--- Begin Supplied records ---

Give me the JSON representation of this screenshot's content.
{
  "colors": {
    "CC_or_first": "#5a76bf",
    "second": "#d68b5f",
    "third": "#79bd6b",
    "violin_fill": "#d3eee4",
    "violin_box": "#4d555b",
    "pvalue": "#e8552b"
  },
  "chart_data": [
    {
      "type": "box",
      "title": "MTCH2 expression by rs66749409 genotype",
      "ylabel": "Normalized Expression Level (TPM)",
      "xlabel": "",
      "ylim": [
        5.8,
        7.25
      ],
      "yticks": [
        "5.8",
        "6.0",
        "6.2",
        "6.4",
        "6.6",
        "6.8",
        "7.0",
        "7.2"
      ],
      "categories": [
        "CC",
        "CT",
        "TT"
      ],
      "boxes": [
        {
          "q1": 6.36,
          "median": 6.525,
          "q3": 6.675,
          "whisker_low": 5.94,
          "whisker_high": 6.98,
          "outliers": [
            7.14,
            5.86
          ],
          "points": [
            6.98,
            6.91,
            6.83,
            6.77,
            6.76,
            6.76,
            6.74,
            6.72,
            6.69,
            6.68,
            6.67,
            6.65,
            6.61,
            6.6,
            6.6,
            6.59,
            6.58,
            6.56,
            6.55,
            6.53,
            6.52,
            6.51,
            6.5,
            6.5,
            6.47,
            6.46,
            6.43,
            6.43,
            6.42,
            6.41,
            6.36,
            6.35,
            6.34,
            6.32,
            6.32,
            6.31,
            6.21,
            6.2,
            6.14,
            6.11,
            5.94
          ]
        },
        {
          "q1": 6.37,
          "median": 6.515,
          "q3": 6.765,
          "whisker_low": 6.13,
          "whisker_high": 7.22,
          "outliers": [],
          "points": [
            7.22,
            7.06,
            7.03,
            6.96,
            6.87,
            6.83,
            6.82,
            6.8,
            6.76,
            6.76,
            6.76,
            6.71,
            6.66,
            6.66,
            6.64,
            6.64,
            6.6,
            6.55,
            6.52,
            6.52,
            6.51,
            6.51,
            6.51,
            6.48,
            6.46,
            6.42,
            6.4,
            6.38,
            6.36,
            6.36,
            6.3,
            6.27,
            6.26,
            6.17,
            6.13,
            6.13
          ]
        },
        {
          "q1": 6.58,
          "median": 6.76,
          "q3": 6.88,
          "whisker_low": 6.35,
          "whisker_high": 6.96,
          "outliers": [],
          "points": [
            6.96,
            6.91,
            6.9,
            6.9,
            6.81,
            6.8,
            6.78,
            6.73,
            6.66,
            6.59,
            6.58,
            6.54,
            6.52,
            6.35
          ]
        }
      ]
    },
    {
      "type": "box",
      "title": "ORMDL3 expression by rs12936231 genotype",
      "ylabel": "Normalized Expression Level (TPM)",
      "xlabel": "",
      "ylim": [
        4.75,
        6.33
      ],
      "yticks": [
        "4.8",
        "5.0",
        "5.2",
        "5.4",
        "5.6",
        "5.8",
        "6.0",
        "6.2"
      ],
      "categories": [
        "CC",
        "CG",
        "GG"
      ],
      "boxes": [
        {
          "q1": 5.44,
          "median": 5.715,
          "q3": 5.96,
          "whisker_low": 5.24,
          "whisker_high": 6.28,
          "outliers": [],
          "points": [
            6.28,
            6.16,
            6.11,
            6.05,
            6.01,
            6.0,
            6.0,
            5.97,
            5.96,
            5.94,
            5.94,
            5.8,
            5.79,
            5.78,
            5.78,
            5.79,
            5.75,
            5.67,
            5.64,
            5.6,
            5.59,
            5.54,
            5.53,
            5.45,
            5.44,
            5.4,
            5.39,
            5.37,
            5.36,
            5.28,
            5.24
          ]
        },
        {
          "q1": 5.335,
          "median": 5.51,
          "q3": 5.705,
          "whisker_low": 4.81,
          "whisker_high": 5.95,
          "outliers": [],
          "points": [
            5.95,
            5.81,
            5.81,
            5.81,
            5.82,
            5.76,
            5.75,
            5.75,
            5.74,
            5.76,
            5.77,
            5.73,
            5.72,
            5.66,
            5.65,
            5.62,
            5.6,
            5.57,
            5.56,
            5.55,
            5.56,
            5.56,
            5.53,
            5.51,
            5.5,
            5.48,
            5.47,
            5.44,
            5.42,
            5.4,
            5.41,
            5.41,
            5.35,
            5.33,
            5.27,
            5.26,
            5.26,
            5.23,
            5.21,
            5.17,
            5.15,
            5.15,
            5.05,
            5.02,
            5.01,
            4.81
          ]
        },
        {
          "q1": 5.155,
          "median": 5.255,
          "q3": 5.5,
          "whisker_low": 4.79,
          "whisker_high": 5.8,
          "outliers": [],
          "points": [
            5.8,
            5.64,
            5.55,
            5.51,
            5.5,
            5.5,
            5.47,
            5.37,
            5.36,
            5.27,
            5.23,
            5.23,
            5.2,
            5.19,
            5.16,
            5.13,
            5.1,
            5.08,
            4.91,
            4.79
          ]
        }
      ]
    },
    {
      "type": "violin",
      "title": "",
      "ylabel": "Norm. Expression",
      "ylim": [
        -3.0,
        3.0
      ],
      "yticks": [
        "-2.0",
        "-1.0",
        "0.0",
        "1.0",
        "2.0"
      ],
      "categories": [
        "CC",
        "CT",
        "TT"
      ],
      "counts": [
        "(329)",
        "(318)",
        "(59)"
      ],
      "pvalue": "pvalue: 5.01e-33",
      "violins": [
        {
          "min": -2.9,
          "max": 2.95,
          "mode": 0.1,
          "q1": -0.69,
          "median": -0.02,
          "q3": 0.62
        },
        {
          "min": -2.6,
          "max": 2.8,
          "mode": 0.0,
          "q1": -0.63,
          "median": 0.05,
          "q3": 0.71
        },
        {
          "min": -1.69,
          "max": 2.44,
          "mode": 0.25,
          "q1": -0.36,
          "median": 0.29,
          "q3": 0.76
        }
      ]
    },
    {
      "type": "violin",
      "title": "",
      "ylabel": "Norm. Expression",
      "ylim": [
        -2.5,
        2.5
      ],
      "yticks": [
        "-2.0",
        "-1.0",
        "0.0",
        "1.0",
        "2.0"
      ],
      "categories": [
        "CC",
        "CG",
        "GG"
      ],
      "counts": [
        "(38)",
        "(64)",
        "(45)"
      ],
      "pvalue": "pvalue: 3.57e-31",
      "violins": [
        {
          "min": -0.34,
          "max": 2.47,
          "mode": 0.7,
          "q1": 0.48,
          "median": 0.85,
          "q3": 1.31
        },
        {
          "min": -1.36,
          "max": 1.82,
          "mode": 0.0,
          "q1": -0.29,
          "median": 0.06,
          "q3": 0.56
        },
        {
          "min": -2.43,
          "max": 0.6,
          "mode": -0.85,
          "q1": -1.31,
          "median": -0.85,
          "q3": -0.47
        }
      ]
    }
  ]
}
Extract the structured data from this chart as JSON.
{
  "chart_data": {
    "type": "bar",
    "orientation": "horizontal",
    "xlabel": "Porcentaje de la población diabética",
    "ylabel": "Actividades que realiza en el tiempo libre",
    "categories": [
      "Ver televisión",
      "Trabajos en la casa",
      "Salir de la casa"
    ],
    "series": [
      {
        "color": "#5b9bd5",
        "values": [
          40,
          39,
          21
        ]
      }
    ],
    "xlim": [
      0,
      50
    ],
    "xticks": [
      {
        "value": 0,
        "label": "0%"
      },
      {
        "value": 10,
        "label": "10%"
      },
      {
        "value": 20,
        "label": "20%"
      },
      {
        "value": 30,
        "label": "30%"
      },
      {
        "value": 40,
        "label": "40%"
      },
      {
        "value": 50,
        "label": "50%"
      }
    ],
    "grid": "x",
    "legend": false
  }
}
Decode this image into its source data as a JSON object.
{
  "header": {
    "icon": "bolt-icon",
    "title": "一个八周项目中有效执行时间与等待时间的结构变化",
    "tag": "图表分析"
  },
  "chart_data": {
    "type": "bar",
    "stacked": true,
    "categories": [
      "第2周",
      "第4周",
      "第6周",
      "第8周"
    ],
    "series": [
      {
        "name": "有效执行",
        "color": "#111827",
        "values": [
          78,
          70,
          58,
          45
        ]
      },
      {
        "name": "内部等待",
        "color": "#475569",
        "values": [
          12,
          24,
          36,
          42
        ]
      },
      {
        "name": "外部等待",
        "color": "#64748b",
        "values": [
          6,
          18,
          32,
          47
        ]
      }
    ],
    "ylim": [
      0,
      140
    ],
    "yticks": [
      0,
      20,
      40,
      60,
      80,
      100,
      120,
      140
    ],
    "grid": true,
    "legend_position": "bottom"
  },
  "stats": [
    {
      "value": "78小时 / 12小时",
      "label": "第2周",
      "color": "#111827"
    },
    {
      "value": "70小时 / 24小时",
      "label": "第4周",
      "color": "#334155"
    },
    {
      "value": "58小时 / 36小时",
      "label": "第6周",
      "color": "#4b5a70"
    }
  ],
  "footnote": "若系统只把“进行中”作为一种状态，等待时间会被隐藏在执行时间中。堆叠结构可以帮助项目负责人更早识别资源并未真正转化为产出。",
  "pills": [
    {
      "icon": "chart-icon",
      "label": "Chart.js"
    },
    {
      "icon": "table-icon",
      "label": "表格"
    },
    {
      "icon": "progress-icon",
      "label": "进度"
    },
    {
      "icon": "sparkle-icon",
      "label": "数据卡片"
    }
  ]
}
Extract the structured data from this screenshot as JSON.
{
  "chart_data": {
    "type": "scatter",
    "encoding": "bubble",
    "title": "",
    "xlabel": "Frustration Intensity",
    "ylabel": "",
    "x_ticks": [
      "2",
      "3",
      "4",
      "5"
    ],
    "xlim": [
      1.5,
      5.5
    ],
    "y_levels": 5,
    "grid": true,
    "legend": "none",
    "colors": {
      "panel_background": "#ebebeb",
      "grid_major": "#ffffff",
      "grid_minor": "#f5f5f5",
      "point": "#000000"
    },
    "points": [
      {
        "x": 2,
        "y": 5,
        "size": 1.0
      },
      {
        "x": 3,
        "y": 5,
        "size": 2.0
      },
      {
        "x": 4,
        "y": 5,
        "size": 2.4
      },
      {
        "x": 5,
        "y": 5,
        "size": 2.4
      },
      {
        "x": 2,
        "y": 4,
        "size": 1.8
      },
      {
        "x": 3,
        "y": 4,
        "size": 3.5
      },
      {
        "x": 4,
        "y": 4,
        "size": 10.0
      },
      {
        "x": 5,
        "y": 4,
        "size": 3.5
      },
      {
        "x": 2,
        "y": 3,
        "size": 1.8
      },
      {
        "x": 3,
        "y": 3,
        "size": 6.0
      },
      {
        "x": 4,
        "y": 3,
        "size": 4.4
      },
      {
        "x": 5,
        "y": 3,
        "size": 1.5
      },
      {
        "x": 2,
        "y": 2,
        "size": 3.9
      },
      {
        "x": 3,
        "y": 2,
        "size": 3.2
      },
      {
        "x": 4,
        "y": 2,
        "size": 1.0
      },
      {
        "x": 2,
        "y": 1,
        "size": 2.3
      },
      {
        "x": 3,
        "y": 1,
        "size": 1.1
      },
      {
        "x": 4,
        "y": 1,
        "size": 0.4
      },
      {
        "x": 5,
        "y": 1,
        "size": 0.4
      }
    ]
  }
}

--- End Supplied records ---

**Exercise description**
Locate and copy each line in the data above that includes the word "this".

**Task response**
Give me the JSON representation of this screenshot's content.
Extract the structured data from this chart as JSON.
Decode this image into its source data as a JSON object.
Extract the structured data from this screenshot as JSON.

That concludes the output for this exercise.